COMPITI →
[1] Elenca tutte le domande che compaiono nel testo sulla cucina.
[2] Riporta senza modifiche tutto il testo sulla cucina, dalle parole "La cucina è" giù fino alle parole "dare delle risposte.".

== TESTO ESTRATTO ==

La cucina è uno degli ambienti più importanti della casa. E’ dove si vive di più, dove si sta più insieme e quindi la sua importanza è fondamentale per la vivibilità della casa. Le case moderne tendono un pò a sminuire l’importanza di questo ambiente, riducendo gli spazi o addirittura facendo un open space direttamente con il soggiorno. 

La scelta dei mobili per la cucina quindi, assumono un’importanza fondamentale. Ma come scegliere la cucina? Come adattarlo ai propri spazi? Come ottimizzare gli spazi a disposizione? Queste sono tutte domande a cui cercheremo di dare delle risposte.

===
== MATERIALE FORNITO ==

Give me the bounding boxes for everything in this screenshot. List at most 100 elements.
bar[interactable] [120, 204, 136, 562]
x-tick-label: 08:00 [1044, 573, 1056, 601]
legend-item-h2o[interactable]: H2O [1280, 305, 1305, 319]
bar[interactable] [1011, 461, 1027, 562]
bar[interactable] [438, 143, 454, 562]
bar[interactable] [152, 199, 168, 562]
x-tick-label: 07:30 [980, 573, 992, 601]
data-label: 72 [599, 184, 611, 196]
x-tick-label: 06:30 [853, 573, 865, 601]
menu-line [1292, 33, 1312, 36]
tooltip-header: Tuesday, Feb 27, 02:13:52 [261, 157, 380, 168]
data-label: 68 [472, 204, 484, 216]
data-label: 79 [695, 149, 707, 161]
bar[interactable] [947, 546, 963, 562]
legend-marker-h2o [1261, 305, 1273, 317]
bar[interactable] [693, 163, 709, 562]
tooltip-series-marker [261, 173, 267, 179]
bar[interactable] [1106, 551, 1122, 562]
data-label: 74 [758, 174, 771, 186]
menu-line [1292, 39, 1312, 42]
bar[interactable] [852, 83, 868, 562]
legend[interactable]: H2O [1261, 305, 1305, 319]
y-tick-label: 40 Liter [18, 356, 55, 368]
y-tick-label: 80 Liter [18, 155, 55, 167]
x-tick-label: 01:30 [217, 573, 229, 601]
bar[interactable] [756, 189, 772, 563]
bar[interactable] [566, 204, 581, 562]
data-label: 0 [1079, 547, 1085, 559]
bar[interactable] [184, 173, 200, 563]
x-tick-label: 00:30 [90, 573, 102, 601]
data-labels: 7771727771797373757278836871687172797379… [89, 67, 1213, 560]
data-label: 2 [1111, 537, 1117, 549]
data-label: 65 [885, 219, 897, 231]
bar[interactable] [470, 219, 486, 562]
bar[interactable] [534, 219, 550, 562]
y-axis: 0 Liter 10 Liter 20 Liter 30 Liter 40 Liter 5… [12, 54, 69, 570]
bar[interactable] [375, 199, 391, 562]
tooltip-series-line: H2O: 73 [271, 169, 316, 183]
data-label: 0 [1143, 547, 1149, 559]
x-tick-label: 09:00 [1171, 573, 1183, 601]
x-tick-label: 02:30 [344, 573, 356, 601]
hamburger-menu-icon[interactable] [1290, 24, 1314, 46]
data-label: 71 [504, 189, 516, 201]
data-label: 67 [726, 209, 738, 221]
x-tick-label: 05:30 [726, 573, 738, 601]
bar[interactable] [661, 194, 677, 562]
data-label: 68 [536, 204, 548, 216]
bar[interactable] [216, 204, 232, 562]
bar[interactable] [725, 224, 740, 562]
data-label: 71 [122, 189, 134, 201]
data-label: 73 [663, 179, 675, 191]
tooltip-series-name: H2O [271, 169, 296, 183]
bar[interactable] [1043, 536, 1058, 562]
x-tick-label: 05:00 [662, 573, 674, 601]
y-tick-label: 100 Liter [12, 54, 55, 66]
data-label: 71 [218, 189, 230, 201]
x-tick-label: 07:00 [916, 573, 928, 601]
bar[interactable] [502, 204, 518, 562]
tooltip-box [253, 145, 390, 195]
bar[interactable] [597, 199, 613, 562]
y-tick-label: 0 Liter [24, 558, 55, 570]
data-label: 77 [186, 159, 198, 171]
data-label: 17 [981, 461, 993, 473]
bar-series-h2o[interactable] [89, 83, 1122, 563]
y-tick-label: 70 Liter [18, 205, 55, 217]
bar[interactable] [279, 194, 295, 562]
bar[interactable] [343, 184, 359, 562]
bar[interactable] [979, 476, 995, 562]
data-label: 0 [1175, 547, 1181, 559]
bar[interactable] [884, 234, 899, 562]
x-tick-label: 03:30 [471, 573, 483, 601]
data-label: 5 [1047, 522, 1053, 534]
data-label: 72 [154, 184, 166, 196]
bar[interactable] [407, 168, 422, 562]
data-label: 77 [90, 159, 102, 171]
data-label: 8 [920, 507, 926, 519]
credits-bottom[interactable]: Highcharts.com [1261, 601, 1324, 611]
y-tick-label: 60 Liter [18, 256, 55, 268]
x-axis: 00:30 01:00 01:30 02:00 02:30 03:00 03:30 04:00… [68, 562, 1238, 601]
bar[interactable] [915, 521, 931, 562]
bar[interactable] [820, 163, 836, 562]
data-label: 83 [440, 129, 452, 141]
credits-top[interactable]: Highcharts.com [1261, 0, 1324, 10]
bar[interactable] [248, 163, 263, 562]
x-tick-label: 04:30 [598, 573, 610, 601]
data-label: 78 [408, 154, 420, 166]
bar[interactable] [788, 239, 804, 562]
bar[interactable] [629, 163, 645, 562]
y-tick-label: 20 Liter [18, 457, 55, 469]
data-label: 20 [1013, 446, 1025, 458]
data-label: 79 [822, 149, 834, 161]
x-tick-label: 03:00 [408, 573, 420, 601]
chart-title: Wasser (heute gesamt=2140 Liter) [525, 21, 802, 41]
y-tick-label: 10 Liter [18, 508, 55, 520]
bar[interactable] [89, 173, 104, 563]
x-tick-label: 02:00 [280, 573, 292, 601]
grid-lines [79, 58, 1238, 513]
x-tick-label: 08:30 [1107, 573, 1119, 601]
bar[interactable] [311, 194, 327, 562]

===

RISPOSTE AI COMPITI →
[1]
- Ma come scegliere la cucina?
- Come adattarlo ai propri spazi?
- Come ottimizzare gli spazi a disposizione?

[2]
La cucina è uno degli ambienti più importanti della casa. E’ dove si vive di più, dove si sta più insieme e quindi la sua importanza è fondamentale per la vivibilità della casa. Le case moderne tendono un pò a sminuire l’importanza di questo ambiente, riducendo gli spazi o addirittura facendo un open space direttamente con il soggiorno. 

La scelta dei mobili per la cucina quindi, assumono un’importanza fondamentale. Ma come scegliere la cucina? Come adattarlo ai propri spazi? Come ottimizzare gli spazi a disposizione? Queste sono tutte domande a cui cercheremo di dare delle risposte.